_EXERCISE INSTRUCTIONS_.
Give only the number of lines below that contain the word "salinity".

_DATA_.
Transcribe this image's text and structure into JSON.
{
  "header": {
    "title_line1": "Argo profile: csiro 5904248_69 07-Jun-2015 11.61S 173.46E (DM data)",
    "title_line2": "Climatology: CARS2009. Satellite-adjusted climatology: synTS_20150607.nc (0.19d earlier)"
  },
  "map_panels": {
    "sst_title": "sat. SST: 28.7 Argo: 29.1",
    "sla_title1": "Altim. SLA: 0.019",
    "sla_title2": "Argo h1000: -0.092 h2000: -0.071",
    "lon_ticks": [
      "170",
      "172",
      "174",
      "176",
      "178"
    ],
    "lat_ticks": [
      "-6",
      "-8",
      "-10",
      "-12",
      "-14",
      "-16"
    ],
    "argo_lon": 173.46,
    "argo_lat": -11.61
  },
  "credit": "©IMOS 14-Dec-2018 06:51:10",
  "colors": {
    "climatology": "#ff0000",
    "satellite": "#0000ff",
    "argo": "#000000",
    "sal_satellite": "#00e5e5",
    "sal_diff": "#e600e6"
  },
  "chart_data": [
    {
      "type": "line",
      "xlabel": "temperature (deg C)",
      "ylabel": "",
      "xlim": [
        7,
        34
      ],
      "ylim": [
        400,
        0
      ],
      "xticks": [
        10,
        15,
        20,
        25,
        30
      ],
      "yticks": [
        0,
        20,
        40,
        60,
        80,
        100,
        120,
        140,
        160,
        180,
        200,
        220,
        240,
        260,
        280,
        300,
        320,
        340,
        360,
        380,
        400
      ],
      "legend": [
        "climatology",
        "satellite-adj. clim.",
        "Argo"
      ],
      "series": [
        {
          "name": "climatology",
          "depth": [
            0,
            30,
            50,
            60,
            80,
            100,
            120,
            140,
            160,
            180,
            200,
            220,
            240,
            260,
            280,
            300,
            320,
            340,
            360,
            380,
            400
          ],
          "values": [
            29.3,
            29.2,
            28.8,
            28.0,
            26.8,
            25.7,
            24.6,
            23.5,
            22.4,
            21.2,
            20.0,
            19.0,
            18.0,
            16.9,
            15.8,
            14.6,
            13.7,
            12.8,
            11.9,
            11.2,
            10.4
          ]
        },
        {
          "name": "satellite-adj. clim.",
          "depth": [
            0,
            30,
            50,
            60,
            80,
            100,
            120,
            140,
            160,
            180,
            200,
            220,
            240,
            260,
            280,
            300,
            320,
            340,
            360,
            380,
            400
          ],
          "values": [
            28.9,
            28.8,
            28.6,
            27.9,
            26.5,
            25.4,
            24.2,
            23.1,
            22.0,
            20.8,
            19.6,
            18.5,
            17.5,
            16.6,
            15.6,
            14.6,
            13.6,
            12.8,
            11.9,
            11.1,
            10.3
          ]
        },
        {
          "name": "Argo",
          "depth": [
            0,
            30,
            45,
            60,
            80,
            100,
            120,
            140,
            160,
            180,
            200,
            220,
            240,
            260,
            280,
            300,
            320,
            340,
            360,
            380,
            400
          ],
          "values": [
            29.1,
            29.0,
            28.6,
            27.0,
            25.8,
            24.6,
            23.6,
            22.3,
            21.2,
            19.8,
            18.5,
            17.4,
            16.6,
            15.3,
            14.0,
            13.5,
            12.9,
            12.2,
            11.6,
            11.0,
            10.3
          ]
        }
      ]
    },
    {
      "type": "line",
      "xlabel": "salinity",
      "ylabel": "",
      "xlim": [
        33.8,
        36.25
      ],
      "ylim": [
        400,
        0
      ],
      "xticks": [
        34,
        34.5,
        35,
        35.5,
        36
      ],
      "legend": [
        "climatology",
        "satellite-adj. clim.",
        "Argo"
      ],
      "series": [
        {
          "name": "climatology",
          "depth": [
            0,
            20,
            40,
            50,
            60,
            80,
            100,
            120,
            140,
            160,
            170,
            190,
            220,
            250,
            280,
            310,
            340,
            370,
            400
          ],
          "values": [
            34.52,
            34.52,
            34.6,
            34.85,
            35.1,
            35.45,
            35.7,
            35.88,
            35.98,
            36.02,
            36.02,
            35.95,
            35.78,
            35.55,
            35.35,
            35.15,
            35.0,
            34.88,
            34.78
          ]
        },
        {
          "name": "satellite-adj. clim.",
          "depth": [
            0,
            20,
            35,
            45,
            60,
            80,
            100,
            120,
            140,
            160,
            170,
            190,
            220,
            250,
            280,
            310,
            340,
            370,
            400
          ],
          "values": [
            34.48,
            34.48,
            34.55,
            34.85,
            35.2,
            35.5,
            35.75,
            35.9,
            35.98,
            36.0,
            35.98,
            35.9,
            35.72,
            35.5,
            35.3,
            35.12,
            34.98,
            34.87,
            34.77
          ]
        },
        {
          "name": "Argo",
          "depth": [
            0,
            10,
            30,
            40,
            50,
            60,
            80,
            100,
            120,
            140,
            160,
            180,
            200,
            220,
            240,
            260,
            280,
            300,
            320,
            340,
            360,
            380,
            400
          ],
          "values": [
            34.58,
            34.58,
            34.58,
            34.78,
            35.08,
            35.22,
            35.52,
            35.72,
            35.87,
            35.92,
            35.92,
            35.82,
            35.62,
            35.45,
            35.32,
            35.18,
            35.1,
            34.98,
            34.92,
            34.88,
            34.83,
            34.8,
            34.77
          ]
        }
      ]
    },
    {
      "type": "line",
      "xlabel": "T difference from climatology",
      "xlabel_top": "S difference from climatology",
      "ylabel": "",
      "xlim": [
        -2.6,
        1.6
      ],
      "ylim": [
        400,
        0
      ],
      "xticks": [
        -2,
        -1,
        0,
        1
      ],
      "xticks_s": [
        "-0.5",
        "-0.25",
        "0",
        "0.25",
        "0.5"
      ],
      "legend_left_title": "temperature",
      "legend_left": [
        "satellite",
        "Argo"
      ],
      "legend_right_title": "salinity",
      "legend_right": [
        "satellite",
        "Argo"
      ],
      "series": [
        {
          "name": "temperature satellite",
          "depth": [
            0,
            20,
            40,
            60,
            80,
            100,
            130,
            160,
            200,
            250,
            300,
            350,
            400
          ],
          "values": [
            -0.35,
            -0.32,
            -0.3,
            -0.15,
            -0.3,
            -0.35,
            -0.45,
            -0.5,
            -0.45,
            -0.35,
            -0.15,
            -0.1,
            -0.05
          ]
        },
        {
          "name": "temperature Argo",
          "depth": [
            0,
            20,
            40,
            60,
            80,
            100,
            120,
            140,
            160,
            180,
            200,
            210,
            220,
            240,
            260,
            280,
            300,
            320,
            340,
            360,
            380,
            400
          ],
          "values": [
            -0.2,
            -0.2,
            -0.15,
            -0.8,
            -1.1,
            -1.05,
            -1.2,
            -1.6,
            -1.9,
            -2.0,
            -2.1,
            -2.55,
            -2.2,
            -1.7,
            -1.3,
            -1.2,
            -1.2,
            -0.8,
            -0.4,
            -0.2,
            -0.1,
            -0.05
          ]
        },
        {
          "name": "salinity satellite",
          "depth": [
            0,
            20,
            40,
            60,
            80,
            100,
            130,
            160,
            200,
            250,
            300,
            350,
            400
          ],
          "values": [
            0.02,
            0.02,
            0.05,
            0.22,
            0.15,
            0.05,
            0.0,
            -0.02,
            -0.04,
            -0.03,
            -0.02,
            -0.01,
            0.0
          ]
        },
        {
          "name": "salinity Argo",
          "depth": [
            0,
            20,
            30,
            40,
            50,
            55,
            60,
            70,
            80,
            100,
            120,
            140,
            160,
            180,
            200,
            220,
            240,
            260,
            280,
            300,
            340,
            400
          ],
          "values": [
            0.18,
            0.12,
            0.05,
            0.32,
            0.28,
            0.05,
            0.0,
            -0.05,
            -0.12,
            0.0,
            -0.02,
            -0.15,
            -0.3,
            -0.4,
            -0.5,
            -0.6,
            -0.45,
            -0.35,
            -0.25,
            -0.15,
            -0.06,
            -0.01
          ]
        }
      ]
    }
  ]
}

_WRITTEN SOLUTION_.
4